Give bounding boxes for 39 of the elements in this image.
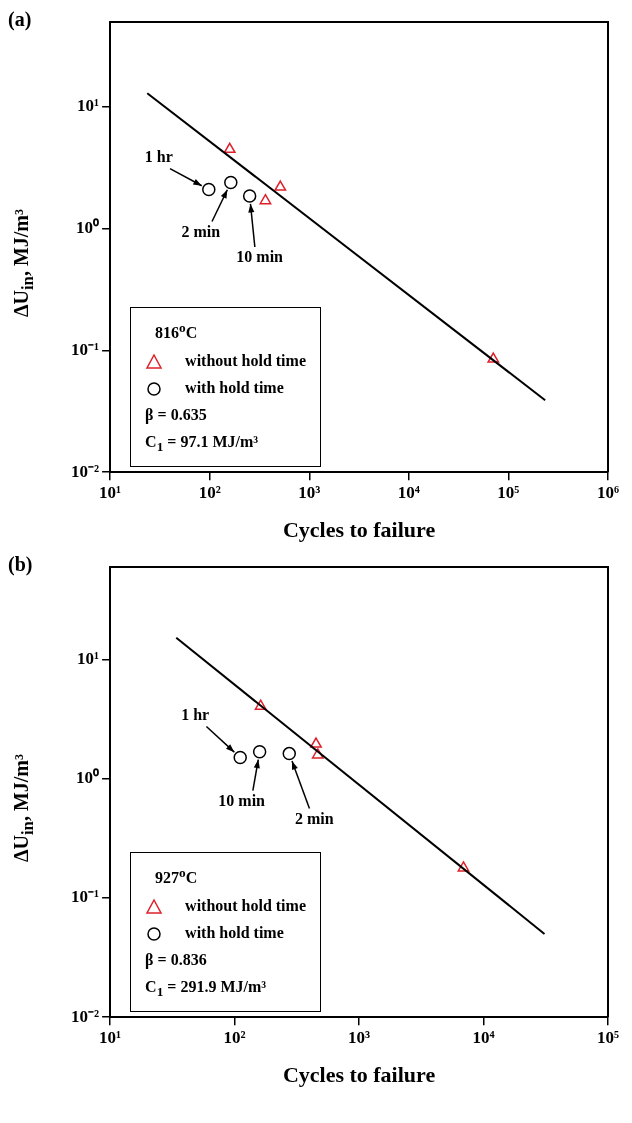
x-tick-label: 10³: [347, 1027, 371, 1047]
legend-label: without hold time: [185, 896, 306, 914]
y-tick-label: 10⁻¹: [70, 339, 100, 359]
x-axis-title: Cycles to failure: [282, 517, 436, 543]
annotation: 10 min: [218, 791, 266, 809]
annotation: β = 0.836: [145, 949, 208, 971]
annotation: 1 hr: [144, 147, 173, 165]
y-tick-label: 10⁻²: [70, 1006, 100, 1026]
x-tick-label: 10⁵: [497, 482, 520, 502]
annotation: C$_{1}$ = 97.1 MJ/m³: [145, 431, 260, 456]
x-tick-label: 10⁵: [596, 1027, 620, 1047]
legend-label: without hold time: [185, 351, 306, 369]
y-tick-label: 10⁰: [76, 768, 100, 788]
y-tick-label: 10¹: [76, 96, 100, 116]
y-tick-label: 10⁻²: [70, 461, 100, 481]
x-tick-label: 10²: [198, 482, 221, 502]
legend-label: with hold time: [185, 378, 284, 396]
y-tick-label: 10⁰: [76, 218, 100, 238]
annotation: β = 0.635: [145, 404, 208, 426]
x-tick-label: 10⁶: [596, 482, 620, 502]
y-tick-label: 10⁻¹: [70, 887, 100, 907]
x-tick-label: 10⁴: [472, 1027, 495, 1047]
annotation: 2 min: [181, 222, 221, 240]
x-tick-label: 10²: [223, 1027, 246, 1047]
annotation: 1 hr: [181, 705, 210, 723]
y-tick-label: 10¹: [76, 649, 100, 669]
x-tick-label: 10¹: [99, 482, 122, 502]
annotation: C$_{1}$ = 291.9 MJ/m³: [145, 976, 268, 1001]
legend-label: with hold time: [185, 923, 284, 941]
legend-title: 927$^{o}$C: [154, 864, 199, 889]
chart-title: (a): [8, 8, 32, 31]
annotation: 10 min: [236, 248, 284, 266]
chart-title: (b): [8, 553, 33, 576]
x-tick-label: 10⁴: [397, 482, 420, 502]
x-axis-title: Cycles to failure: [282, 1062, 436, 1088]
annotation: 2 min: [294, 809, 334, 827]
x-tick-label: 10¹: [99, 1027, 122, 1047]
legend-title: 816$^{o}$C: [154, 319, 199, 344]
x-tick-label: 10³: [298, 482, 321, 502]
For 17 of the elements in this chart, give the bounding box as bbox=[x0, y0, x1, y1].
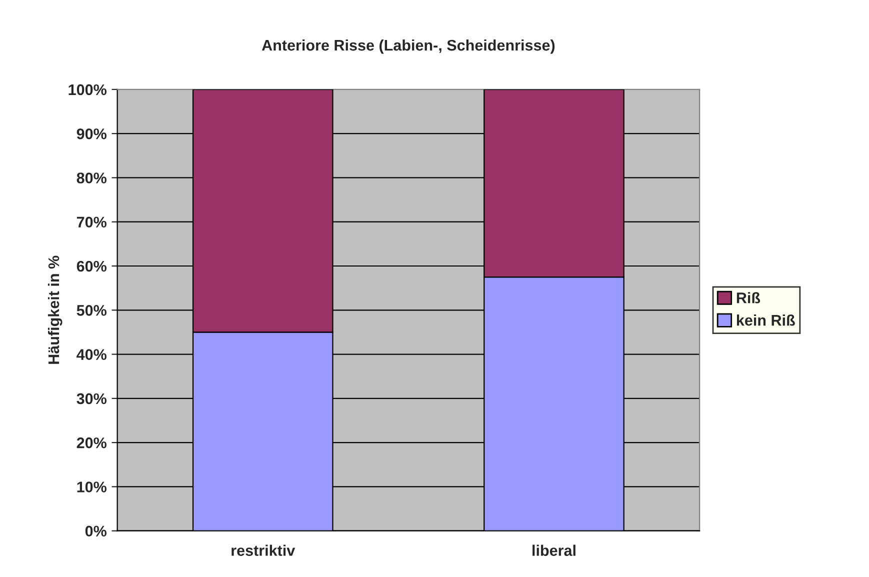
y-tick-label: 0% bbox=[85, 526, 106, 537]
y-tick-label: 40% bbox=[76, 349, 106, 360]
y-axis-title: Häufigkeit in % bbox=[48, 256, 62, 364]
chart-title: Anteriore Risse (Labien-, Scheidenrisse) bbox=[262, 39, 555, 54]
legend-label: kein Riß bbox=[736, 314, 795, 326]
x-tick-label: restriktiv bbox=[232, 544, 296, 556]
y-tick-label: 90% bbox=[76, 128, 106, 140]
y-tick-label: 100% bbox=[68, 84, 106, 96]
y-tick-label: 70% bbox=[76, 216, 106, 228]
y-tick-label: 50% bbox=[76, 305, 106, 316]
y-tick-label: 10% bbox=[77, 482, 106, 492]
y-tick-label: 30% bbox=[76, 393, 106, 404]
y-tick-label: 60% bbox=[76, 260, 106, 272]
legend-label: Riß bbox=[736, 292, 760, 304]
y-tick-label: 20% bbox=[76, 437, 106, 448]
y-tick-label: 80% bbox=[76, 172, 106, 184]
x-tick-label: liberal bbox=[532, 544, 576, 556]
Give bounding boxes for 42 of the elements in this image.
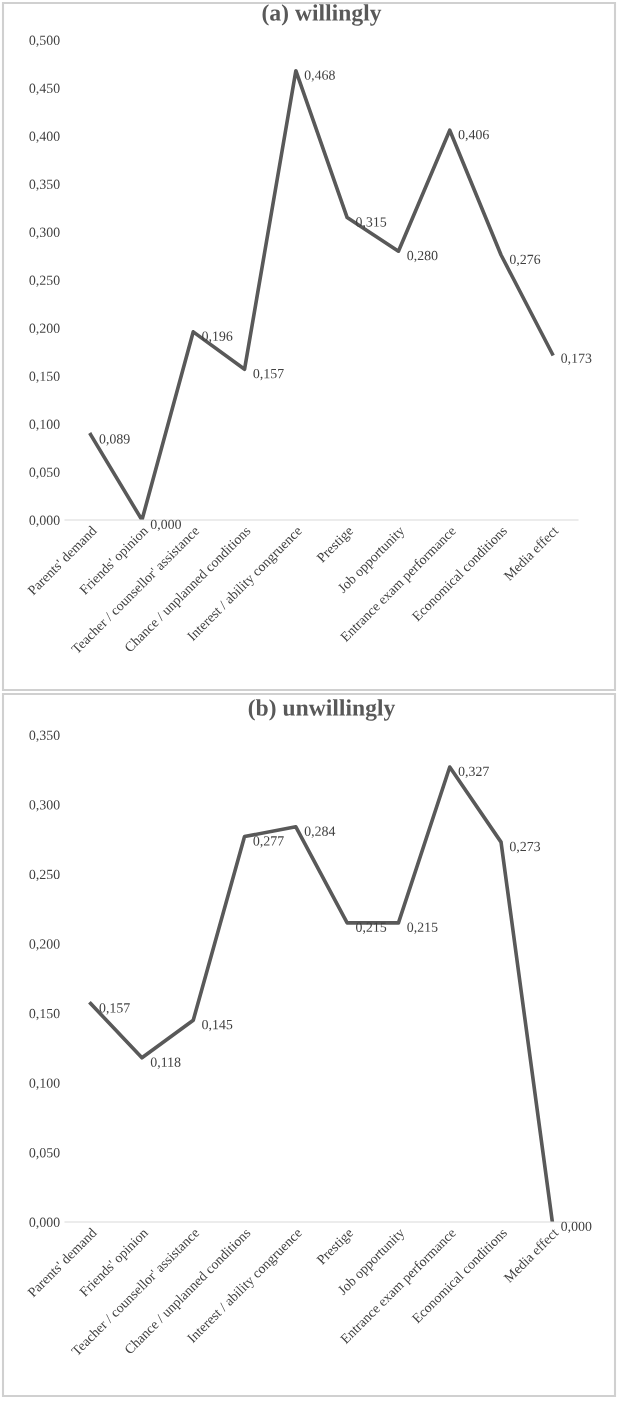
y-tick-label: 0,500 — [29, 35, 60, 47]
data-label: 0,406 — [458, 129, 489, 142]
data-label: 0,000 — [561, 1221, 592, 1234]
y-tick-label: 0,050 — [29, 1148, 60, 1160]
data-label: 0,280 — [407, 250, 438, 263]
y-tick-label: 0,350 — [29, 730, 60, 742]
y-tick-label: 0,300 — [29, 227, 60, 239]
y-tick-label: 0,000 — [29, 1217, 60, 1229]
chart-title: (a) willingly — [262, 4, 382, 26]
data-label: 0,276 — [509, 254, 541, 267]
data-label: 0,215 — [407, 922, 438, 934]
line-series — [88, 765, 555, 1222]
y-tick-label: 0,000 — [29, 515, 60, 527]
data-label: 0,277 — [253, 836, 284, 848]
data-label: 0,315 — [356, 217, 387, 229]
data-label: 0,089 — [99, 434, 130, 446]
y-tick-label: 0,250 — [29, 275, 60, 287]
data-label: 0,173 — [561, 353, 592, 365]
data-label: 0,157 — [99, 1003, 130, 1015]
data-label: 0,215 — [356, 922, 387, 934]
data-label: 0,196 — [202, 331, 233, 343]
y-tick-label: 0,350 — [29, 179, 60, 191]
data-label: 0,327 — [458, 766, 489, 779]
y-tick-label: 0,100 — [29, 419, 60, 431]
y-tick-label: 0,400 — [29, 131, 60, 143]
y-tick-label: 0,300 — [29, 800, 60, 812]
y-tick-label: 0,150 — [29, 371, 60, 383]
data-label: 0,145 — [202, 1019, 233, 1032]
data-label: 0,284 — [304, 826, 336, 838]
line-series — [88, 68, 555, 520]
y-tick-label: 0,250 — [29, 869, 60, 882]
data-label: 0,273 — [509, 841, 541, 854]
y-tick-label: 0,150 — [29, 1008, 60, 1021]
y-tick-label: 0,200 — [29, 939, 60, 951]
y-tick-label: 0,100 — [29, 1078, 60, 1090]
data-label: 0,157 — [253, 368, 284, 381]
y-tick-label: 0,050 — [29, 467, 60, 479]
data-label: 0,468 — [304, 70, 335, 82]
chart-title: (b) unwillingly — [248, 699, 396, 721]
y-tick-label: 0,450 — [29, 83, 60, 95]
y-tick-label: 0,200 — [29, 323, 60, 335]
data-label: 0,118 — [150, 1057, 181, 1069]
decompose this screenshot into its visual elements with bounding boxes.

## What to do
Please return all of the entries above word for word, leaving out the pictures.

## Answer for the task
Give bounding boxes for 39 of the elements in this image.
x-tick-label: 10³: [347, 1027, 371, 1047]
legend-label: without hold time: [185, 896, 306, 914]
y-tick-label: 10⁻¹: [70, 339, 100, 359]
x-axis-title: Cycles to failure: [282, 517, 436, 543]
annotation: 10 min: [218, 791, 266, 809]
annotation: β = 0.836: [145, 949, 208, 971]
annotation: 1 hr: [144, 147, 173, 165]
y-tick-label: 10⁻²: [70, 1006, 100, 1026]
x-tick-label: 10⁵: [497, 482, 520, 502]
annotation: C$_{1}$ = 97.1 MJ/m³: [145, 431, 260, 456]
x-tick-label: 10⁵: [596, 1027, 620, 1047]
legend-label: without hold time: [185, 351, 306, 369]
y-tick-label: 10⁰: [76, 768, 100, 788]
y-tick-label: 10¹: [76, 96, 100, 116]
y-tick-label: 10⁻²: [70, 461, 100, 481]
x-tick-label: 10²: [198, 482, 221, 502]
legend-label: with hold time: [185, 378, 284, 396]
y-tick-label: 10⁰: [76, 218, 100, 238]
annotation: β = 0.635: [145, 404, 208, 426]
x-tick-label: 10⁶: [596, 482, 620, 502]
y-tick-label: 10⁻¹: [70, 887, 100, 907]
x-tick-label: 10⁴: [472, 1027, 495, 1047]
annotation: 2 min: [181, 222, 221, 240]
x-tick-label: 10²: [223, 1027, 246, 1047]
annotation: 1 hr: [181, 705, 210, 723]
y-tick-label: 10¹: [76, 649, 100, 669]
x-tick-label: 10¹: [99, 482, 122, 502]
annotation: C$_{1}$ = 291.9 MJ/m³: [145, 976, 268, 1001]
legend-label: with hold time: [185, 923, 284, 941]
legend-title: 927$^{o}$C: [154, 864, 199, 889]
chart-title: (a): [8, 8, 32, 31]
annotation: 10 min: [236, 248, 284, 266]
chart-title: (b): [8, 553, 33, 576]
x-tick-label: 10⁴: [397, 482, 420, 502]
x-axis-title: Cycles to failure: [282, 1062, 436, 1088]
annotation: 2 min: [294, 809, 334, 827]
x-tick-label: 10¹: [99, 1027, 122, 1047]
legend-title: 816$^{o}$C: [154, 319, 199, 344]
x-tick-label: 10³: [298, 482, 321, 502]
For 17 of the elements in this chart, give the bounding box as bbox=[x0, y0, x1, y1].
y-tick-label: 0% bbox=[85, 526, 106, 537]
y-tick-label: 40% bbox=[76, 349, 106, 360]
y-axis-title: Häufigkeit in % bbox=[48, 256, 62, 364]
chart-title: Anteriore Risse (Labien-, Scheidenrisse) bbox=[262, 39, 555, 54]
legend-label: kein Riß bbox=[736, 314, 795, 326]
x-tick-label: restriktiv bbox=[232, 544, 296, 556]
y-tick-label: 90% bbox=[76, 128, 106, 140]
y-tick-label: 100% bbox=[68, 84, 106, 96]
y-tick-label: 70% bbox=[76, 216, 106, 228]
y-tick-label: 50% bbox=[76, 305, 106, 316]
y-tick-label: 10% bbox=[77, 482, 106, 492]
y-tick-label: 30% bbox=[76, 393, 106, 404]
y-tick-label: 60% bbox=[76, 260, 106, 272]
legend-label: Riß bbox=[736, 292, 760, 304]
y-tick-label: 20% bbox=[76, 437, 106, 448]
y-tick-label: 80% bbox=[76, 172, 106, 184]
x-tick-label: liberal bbox=[532, 544, 576, 556]
Give bounding boxes for 42 of the elements in this image.
y-tick-label: 0,500 — [29, 35, 60, 47]
data-label: 0,406 — [458, 129, 489, 142]
data-label: 0,000 — [561, 1221, 592, 1234]
y-tick-label: 0,050 — [29, 1148, 60, 1160]
data-label: 0,280 — [407, 250, 438, 263]
y-tick-label: 0,350 — [29, 730, 60, 742]
y-tick-label: 0,300 — [29, 227, 60, 239]
y-tick-label: 0,000 — [29, 1217, 60, 1229]
chart-title: (a) willingly — [262, 4, 382, 26]
data-label: 0,276 — [509, 254, 541, 267]
data-label: 0,215 — [407, 922, 438, 934]
line-series — [88, 765, 555, 1222]
y-tick-label: 0,000 — [29, 515, 60, 527]
data-label: 0,277 — [253, 836, 284, 848]
data-label: 0,315 — [356, 217, 387, 229]
data-label: 0,089 — [99, 434, 130, 446]
y-tick-label: 0,250 — [29, 275, 60, 287]
data-label: 0,173 — [561, 353, 592, 365]
data-label: 0,157 — [99, 1003, 130, 1015]
data-label: 0,215 — [356, 922, 387, 934]
data-label: 0,196 — [202, 331, 233, 343]
y-tick-label: 0,350 — [29, 179, 60, 191]
data-label: 0,327 — [458, 766, 489, 779]
y-tick-label: 0,100 — [29, 419, 60, 431]
y-tick-label: 0,400 — [29, 131, 60, 143]
y-tick-label: 0,300 — [29, 800, 60, 812]
y-tick-label: 0,150 — [29, 371, 60, 383]
data-label: 0,145 — [202, 1019, 233, 1032]
data-label: 0,284 — [304, 826, 336, 838]
line-series — [88, 68, 555, 520]
y-tick-label: 0,250 — [29, 869, 60, 882]
data-label: 0,273 — [509, 841, 541, 854]
y-tick-label: 0,150 — [29, 1008, 60, 1021]
y-tick-label: 0,200 — [29, 939, 60, 951]
y-tick-label: 0,100 — [29, 1078, 60, 1090]
data-label: 0,157 — [253, 368, 284, 381]
y-tick-label: 0,050 — [29, 467, 60, 479]
data-label: 0,468 — [304, 70, 335, 82]
chart-title: (b) unwillingly — [248, 699, 396, 721]
y-tick-label: 0,450 — [29, 83, 60, 95]
y-tick-label: 0,200 — [29, 323, 60, 335]
data-label: 0,118 — [150, 1057, 181, 1069]
decompose this screenshot into its visual elements with bounding boxes.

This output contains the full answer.